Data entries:

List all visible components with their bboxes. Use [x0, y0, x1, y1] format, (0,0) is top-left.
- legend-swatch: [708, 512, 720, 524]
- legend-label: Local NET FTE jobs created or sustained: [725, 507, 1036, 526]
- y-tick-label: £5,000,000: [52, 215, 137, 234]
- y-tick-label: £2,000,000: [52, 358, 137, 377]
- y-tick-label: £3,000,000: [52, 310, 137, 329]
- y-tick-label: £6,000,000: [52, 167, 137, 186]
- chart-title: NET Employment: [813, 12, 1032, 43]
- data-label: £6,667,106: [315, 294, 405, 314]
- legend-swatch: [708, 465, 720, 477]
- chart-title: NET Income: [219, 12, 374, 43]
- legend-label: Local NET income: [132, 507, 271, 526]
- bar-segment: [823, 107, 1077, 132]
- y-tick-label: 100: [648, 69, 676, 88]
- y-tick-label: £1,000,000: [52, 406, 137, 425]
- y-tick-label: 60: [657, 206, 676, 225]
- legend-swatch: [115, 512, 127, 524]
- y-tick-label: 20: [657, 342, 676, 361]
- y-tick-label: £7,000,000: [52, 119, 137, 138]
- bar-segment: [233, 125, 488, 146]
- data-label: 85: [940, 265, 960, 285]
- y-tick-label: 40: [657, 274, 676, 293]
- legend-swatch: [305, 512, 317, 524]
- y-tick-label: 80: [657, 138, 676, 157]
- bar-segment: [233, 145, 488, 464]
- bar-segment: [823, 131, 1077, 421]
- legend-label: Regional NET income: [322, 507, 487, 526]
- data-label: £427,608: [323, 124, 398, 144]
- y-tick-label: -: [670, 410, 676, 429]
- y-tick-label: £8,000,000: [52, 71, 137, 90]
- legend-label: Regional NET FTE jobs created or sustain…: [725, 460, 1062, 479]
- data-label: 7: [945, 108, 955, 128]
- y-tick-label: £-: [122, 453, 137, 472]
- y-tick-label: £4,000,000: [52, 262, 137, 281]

Your objective
Reproduce every line of the data entries above verbatim.

The solution
List all visible components with their bboxes. Use [x0, y0, x1, y1] format, (0,0) is top-left.
- legend-swatch: [708, 512, 720, 524]
- legend-label: Local NET FTE jobs created or sustained: [725, 507, 1036, 526]
- y-tick-label: £5,000,000: [52, 215, 137, 234]
- y-tick-label: £2,000,000: [52, 358, 137, 377]
- y-tick-label: £3,000,000: [52, 310, 137, 329]
- y-tick-label: £6,000,000: [52, 167, 137, 186]
- chart-title: NET Employment: [813, 12, 1032, 43]
- data-label: £6,667,106: [315, 294, 405, 314]
- legend-swatch: [708, 465, 720, 477]
- chart-title: NET Income: [219, 12, 374, 43]
- legend-label: Local NET income: [132, 507, 271, 526]
- bar-segment: [823, 107, 1077, 132]
- y-tick-label: 100: [648, 69, 676, 88]
- y-tick-label: £1,000,000: [52, 406, 137, 425]
- y-tick-label: 60: [657, 206, 676, 225]
- legend-swatch: [115, 512, 127, 524]
- y-tick-label: 20: [657, 342, 676, 361]
- y-tick-label: £7,000,000: [52, 119, 137, 138]
- bar-segment: [233, 125, 488, 146]
- data-label: 85: [940, 265, 960, 285]
- y-tick-label: 40: [657, 274, 676, 293]
- legend-swatch: [305, 512, 317, 524]
- y-tick-label: 80: [657, 138, 676, 157]
- bar-segment: [233, 145, 488, 464]
- bar-segment: [823, 131, 1077, 421]
- legend-label: Regional NET income: [322, 507, 487, 526]
- data-label: £427,608: [323, 124, 398, 144]
- y-tick-label: -: [670, 410, 676, 429]
- y-tick-label: £8,000,000: [52, 71, 137, 90]
- legend-label: Regional NET FTE jobs created or sustain…: [725, 460, 1062, 479]
- data-label: 7: [945, 108, 955, 128]
- y-tick-label: £-: [122, 453, 137, 472]
- y-tick-label: £4,000,000: [52, 262, 137, 281]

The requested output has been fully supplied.